[Dataset items]
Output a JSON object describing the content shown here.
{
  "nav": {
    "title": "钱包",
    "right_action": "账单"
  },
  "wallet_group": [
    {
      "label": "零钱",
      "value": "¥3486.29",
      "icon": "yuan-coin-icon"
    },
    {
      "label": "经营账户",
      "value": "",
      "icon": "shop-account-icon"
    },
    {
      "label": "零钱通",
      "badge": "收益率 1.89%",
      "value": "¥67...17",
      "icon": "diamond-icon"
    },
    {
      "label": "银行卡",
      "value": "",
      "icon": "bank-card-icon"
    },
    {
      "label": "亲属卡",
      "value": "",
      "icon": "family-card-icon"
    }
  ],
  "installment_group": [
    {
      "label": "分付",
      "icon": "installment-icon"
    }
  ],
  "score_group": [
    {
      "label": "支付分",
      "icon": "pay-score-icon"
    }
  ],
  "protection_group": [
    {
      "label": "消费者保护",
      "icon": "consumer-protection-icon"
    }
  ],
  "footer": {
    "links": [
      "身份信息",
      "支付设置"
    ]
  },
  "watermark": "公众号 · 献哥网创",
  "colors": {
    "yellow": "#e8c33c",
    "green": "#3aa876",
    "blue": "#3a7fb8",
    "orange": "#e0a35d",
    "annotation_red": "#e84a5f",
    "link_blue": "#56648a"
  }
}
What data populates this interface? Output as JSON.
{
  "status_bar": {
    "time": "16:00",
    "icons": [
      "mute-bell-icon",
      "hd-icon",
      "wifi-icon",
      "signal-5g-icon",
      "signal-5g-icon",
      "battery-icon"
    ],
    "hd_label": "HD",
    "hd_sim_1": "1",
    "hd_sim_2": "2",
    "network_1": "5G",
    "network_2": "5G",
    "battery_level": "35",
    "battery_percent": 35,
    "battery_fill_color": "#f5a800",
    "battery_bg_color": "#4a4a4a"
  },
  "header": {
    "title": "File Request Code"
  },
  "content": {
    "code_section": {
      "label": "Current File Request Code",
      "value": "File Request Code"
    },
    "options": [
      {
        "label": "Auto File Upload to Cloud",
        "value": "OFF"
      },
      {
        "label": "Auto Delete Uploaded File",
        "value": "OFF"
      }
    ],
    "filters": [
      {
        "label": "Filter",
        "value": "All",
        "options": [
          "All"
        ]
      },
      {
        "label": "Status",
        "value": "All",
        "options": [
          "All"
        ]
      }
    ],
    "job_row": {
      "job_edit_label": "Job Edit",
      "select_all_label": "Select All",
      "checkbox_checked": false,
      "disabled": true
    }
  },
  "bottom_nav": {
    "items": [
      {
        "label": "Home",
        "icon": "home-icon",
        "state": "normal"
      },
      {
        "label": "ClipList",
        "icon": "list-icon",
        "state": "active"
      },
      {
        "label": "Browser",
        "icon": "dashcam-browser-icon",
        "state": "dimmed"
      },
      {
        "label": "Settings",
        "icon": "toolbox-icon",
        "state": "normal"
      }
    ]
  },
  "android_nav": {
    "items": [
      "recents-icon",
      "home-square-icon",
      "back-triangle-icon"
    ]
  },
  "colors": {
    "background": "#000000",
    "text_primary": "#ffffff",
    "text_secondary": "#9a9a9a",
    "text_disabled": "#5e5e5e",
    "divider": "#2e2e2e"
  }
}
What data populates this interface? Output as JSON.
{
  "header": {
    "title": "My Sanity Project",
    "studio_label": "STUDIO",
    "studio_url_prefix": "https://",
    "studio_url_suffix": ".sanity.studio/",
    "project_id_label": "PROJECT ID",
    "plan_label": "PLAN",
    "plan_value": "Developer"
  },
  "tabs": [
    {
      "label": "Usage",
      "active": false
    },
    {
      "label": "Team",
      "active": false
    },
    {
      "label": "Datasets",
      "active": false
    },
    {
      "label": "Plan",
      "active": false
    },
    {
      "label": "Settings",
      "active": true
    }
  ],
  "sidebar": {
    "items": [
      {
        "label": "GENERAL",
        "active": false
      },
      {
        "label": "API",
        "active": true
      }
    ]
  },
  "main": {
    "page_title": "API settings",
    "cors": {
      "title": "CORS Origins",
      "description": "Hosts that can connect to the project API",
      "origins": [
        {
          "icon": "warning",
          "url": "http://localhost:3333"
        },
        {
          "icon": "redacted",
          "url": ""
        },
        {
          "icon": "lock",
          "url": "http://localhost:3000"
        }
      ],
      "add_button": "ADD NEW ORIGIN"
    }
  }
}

■ **WHAT YOU SHOULD DO**:
Pick out all lines containing the string "card".

■ **TASK ANSWER**:
      "icon": "bank-card-icon"
      "icon": "family-card-icon"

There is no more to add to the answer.